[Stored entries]
((

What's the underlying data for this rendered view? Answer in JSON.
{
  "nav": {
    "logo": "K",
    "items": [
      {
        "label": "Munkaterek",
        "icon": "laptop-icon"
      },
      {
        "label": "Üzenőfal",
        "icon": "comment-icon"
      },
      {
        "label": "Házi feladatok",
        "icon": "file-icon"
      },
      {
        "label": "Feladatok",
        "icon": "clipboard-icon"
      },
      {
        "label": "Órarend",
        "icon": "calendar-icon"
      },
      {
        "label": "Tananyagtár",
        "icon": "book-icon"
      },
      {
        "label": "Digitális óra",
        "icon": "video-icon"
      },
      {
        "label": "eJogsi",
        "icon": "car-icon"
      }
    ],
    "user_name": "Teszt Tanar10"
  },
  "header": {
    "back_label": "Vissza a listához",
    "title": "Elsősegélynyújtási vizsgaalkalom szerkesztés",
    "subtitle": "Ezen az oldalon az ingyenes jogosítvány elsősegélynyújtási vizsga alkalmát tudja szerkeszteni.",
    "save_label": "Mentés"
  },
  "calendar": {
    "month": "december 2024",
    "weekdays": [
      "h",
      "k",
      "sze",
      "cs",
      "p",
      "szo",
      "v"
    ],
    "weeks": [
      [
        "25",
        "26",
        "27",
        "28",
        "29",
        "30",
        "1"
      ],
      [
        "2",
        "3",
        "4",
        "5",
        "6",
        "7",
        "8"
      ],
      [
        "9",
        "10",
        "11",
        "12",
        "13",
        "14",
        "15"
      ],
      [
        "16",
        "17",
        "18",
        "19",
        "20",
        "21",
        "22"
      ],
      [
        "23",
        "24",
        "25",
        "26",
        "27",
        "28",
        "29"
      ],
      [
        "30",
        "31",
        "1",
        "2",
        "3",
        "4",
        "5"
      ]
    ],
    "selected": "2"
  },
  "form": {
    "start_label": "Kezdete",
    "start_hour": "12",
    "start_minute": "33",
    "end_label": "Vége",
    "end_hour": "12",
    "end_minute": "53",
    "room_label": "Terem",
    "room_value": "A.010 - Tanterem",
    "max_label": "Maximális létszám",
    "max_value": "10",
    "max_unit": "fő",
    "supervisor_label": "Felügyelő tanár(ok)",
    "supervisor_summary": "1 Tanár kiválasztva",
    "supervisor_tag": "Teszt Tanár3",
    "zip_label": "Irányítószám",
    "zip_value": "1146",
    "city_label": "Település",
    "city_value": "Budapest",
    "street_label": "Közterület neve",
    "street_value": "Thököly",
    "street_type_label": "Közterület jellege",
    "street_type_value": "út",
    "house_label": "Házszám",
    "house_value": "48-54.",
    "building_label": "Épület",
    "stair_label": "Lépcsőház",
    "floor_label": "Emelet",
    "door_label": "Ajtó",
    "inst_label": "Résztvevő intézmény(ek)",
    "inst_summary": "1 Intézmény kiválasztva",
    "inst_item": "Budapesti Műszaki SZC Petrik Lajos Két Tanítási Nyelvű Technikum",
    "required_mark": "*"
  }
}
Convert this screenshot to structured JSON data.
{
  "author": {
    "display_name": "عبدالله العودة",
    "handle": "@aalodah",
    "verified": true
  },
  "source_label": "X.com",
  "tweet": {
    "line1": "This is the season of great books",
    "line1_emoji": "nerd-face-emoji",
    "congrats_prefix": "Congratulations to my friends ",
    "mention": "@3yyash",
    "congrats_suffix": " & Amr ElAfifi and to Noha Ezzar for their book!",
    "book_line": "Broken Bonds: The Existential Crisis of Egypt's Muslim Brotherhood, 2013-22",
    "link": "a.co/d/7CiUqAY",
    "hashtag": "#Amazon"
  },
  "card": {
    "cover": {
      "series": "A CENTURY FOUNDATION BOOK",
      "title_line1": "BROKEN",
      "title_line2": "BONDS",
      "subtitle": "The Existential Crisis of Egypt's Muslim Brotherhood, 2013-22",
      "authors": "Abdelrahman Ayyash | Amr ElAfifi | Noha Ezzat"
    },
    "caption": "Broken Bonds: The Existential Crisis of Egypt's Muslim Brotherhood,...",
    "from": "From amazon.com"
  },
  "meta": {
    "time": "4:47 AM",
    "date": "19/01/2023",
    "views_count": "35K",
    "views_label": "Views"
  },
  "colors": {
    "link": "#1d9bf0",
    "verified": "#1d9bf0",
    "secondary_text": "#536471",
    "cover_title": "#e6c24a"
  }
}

))

Of all the lines above, how many contain the word "data"? Give the number and nothing else.

2